───── DATA EXCERPTS

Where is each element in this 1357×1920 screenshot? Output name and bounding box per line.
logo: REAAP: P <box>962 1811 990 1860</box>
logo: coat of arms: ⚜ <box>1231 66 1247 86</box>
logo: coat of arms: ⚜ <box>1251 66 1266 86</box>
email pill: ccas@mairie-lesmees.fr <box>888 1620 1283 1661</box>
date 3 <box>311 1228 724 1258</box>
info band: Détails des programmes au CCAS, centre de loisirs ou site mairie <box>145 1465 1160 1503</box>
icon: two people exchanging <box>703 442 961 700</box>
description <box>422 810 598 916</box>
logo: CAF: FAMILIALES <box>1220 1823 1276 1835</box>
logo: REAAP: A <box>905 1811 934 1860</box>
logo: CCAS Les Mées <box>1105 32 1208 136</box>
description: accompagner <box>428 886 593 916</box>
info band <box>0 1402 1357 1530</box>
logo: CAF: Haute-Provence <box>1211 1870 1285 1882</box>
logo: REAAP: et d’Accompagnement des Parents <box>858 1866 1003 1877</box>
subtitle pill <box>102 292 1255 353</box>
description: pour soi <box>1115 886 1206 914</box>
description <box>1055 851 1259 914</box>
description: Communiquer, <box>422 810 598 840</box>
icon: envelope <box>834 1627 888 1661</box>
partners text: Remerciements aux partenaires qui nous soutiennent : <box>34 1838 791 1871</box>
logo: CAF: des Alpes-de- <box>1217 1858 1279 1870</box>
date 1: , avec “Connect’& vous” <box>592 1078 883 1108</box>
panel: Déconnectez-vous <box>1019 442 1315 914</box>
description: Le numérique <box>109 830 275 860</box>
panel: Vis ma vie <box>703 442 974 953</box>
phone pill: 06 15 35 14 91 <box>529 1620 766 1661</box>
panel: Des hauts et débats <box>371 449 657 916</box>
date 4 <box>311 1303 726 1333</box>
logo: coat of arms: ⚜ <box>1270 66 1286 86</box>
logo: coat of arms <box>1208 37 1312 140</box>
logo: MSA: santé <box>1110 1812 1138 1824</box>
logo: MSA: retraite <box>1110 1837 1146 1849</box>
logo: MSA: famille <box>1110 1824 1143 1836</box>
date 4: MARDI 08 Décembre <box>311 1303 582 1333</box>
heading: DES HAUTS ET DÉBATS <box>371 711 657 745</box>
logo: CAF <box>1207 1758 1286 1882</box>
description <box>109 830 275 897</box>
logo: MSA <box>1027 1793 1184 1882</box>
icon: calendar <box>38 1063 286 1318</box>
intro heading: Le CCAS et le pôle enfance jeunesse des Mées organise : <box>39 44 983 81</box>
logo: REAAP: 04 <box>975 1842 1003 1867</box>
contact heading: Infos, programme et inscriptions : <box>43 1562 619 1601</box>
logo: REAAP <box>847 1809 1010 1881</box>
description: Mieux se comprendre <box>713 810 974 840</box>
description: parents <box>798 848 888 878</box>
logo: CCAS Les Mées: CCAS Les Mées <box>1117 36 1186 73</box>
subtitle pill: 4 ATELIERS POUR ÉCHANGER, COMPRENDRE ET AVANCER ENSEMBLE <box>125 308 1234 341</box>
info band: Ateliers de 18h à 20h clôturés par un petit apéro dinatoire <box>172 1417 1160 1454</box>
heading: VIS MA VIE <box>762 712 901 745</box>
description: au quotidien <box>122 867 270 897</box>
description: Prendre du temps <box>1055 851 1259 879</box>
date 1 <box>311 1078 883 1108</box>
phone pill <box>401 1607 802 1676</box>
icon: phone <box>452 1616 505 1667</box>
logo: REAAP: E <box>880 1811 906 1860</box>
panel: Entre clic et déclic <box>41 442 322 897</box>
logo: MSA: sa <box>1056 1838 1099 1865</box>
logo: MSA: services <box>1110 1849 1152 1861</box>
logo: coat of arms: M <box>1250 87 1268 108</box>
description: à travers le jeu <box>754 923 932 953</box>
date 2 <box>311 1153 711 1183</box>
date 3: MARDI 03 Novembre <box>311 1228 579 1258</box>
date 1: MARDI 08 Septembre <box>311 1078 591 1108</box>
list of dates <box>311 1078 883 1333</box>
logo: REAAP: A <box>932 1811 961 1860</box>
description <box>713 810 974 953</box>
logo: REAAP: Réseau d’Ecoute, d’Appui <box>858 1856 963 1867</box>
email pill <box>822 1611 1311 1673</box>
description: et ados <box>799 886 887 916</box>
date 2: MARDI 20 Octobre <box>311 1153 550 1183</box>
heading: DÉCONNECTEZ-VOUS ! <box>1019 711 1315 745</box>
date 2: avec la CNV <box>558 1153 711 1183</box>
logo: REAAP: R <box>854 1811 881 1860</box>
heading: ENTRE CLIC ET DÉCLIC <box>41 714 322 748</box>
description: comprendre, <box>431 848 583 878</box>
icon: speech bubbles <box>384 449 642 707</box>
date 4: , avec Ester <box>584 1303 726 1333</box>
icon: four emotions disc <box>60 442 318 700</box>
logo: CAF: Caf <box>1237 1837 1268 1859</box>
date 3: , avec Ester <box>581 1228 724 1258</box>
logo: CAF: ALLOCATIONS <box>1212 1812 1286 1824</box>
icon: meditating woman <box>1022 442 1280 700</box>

──────────

» **EXERCISE OBJECTIVE**: Format the material from its first line up to and including the line that contains "logo: coat of arms: ⚜ <box>1251" as a numbered list, leaving out any blank lines.

» **ANSWER TO THIS EXERCISE**:
1. Where is each element in this 1357×1920 screenshot? Output name and bounding box per line.
2. logo: REAAP: P <box>962 1811 990 1860</box>
3. logo: coat of arms: ⚜ <box>1231 66 1247 86</box>
4. logo: coat of arms: ⚜ <box>1251 66 1266 86</box>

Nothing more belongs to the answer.